Make an exact copy of all the data.

▸ Excerpted records
•••
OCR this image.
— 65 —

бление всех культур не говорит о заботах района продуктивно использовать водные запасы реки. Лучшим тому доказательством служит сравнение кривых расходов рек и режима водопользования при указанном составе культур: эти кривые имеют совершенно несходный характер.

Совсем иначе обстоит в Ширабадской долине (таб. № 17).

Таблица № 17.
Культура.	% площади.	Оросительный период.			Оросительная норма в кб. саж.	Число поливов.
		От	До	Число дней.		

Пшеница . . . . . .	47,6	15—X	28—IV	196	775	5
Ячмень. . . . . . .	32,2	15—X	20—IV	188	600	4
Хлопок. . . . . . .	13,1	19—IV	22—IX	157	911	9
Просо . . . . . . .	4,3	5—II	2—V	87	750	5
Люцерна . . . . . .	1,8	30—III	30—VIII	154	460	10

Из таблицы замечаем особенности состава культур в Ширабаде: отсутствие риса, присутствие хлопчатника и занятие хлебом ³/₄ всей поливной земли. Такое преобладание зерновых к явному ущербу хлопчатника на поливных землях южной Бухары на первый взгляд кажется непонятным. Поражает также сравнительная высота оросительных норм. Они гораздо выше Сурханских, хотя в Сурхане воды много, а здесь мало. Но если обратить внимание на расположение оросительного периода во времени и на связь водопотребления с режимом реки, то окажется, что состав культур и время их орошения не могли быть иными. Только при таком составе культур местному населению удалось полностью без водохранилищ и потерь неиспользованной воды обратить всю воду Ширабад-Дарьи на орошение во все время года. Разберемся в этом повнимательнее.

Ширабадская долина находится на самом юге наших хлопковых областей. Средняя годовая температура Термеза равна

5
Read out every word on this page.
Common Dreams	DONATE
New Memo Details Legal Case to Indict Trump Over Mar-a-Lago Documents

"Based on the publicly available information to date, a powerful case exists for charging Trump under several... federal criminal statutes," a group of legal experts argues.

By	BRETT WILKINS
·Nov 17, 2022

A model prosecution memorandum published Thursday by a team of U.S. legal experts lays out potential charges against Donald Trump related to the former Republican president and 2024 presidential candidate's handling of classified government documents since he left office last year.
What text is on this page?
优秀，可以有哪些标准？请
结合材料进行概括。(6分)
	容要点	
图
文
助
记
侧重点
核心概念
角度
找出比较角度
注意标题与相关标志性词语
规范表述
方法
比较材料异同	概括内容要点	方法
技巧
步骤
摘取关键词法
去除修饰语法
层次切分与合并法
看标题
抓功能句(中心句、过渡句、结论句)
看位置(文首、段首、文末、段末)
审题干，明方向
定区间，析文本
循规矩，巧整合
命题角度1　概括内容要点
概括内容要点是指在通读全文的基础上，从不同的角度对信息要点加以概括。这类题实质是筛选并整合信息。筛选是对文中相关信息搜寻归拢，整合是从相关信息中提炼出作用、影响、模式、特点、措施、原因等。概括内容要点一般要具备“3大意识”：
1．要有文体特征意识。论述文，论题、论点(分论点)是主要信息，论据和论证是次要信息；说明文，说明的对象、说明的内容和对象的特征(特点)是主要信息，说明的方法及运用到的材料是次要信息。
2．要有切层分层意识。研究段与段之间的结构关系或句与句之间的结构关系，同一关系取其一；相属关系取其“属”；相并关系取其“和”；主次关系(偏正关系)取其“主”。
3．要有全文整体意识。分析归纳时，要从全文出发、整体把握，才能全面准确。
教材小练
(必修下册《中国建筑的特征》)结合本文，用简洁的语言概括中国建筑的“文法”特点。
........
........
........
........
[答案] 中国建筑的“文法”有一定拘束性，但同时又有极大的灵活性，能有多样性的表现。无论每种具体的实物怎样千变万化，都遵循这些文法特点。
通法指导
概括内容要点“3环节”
•••
▸ Output for this exercise
OCR this image.
— 65 —

бление всех культур не говорит о заботах района продуктивно использовать водные запасы реки. Лучшим тому доказательством служит сравнение кривых расходов рек и режима водопользования при указанном составе культур: эти кривые имеют совершенно несходный характер.

Совсем иначе обстоит в Ширабадской долине (таб. № 17).

Таблица № 17.
Культура.	% площади.	Оросительный период.			Оросительная норма в кб. саж.	Число поливов.
		От	До	Число дней.		

Пшеница . . . . . .	47,6	15—X	28—IV	196	775	5
Ячмень. . . . . . .	32,2	15—X	20—IV	188	600	4
Хлопок. . . . . . .	13,1	19—IV	22—IX	157	911	9
Просо . . . . . . .	4,3	5—II	2—V	87	750	5
Люцерна . . . . . .	1,8	30—III	30—VIII	154	460	10

Из таблицы замечаем особенности состава культур в Ширабаде: отсутствие риса, присутствие хлопчатника и занятие хлебом ³/₄ всей поливной земли. Такое преобладание зерновых к явному ущербу хлопчатника на поливных землях южной Бухары на первый взгляд кажется непонятным. Поражает также сравнительная высота оросительных норм. Они гораздо выше Сурханских, хотя в Сурхане воды много, а здесь мало. Но если обратить внимание на расположение оросительного периода во времени и на связь водопотребления с режимом реки, то окажется, что состав культур и время их орошения не могли быть иными. Только при таком составе культур местному населению удалось полностью без водохранилищ и потерь неиспользованной воды обратить всю воду Ширабад-Дарьи на орошение во все время года. Разберемся в этом повнимательнее.

Ширабадская долина находится на самом юге наших хлопковых областей. Средняя годовая температура Термеза равна

5
Read out every word on this page.
Common Dreams	DONATE
New Memo Details Legal Case to Indict Trump Over Mar-a-Lago Documents

"Based on the publicly available information to date, a powerful case exists for charging Trump under several... federal criminal statutes," a group of legal experts argues.

By	BRETT WILKINS
·Nov 17, 2022

A model prosecution memorandum published Thursday by a team of U.S. legal experts lays out potential charges against Donald Trump related to the former Republican president and 2024 presidential candidate's handling of classified government documents since he left office last year.
What text is on this page?
优秀，可以有哪些标准？请
结合材料进行概括。(6分)
	容要点	
图
文
助
记
侧重点
核心概念
角度
找出比较角度
注意标题与相关标志性词语
规范表述
方法
比较材料异同	概括内容要点	方法
技巧
步骤
摘取关键词法
去除修饰语法
层次切分与合并法
看标题
抓功能句(中心句、过渡句、结论句)
看位置(文首、段首、文末、段末)
审题干，明方向
定区间，析文本
循规矩，巧整合
命题角度1　概括内容要点
概括内容要点是指在通读全文的基础上，从不同的角度对信息要点加以概括。这类题实质是筛选并整合信息。筛选是对文中相关信息搜寻归拢，整合是从相关信息中提炼出作用、影响、模式、特点、措施、原因等。概括内容要点一般要具备“3大意识”：
1．要有文体特征意识。论述文，论题、论点(分论点)是主要信息，论据和论证是次要信息；说明文，说明的对象、说明的内容和对象的特征(特点)是主要信息，说明的方法及运用到的材料是次要信息。
2．要有切层分层意识。研究段与段之间的结构关系或句与句之间的结构关系，同一关系取其一；相属关系取其“属”；相并关系取其“和”；主次关系(偏正关系)取其“主”。
3．要有全文整体意识。分析归纳时，要从全文出发、整体把握，才能全面准确。
教材小练
(必修下册《中国建筑的特征》)结合本文，用简洁的语言概括中国建筑的“文法”特点。
........
........
........
........
[答案] 中国建筑的“文法”有一定拘束性，但同时又有极大的灵活性，能有多样性的表现。无论每种具体的实物怎样千变万化，都遵循这些文法特点。
通法指导
概括内容要点“3环节”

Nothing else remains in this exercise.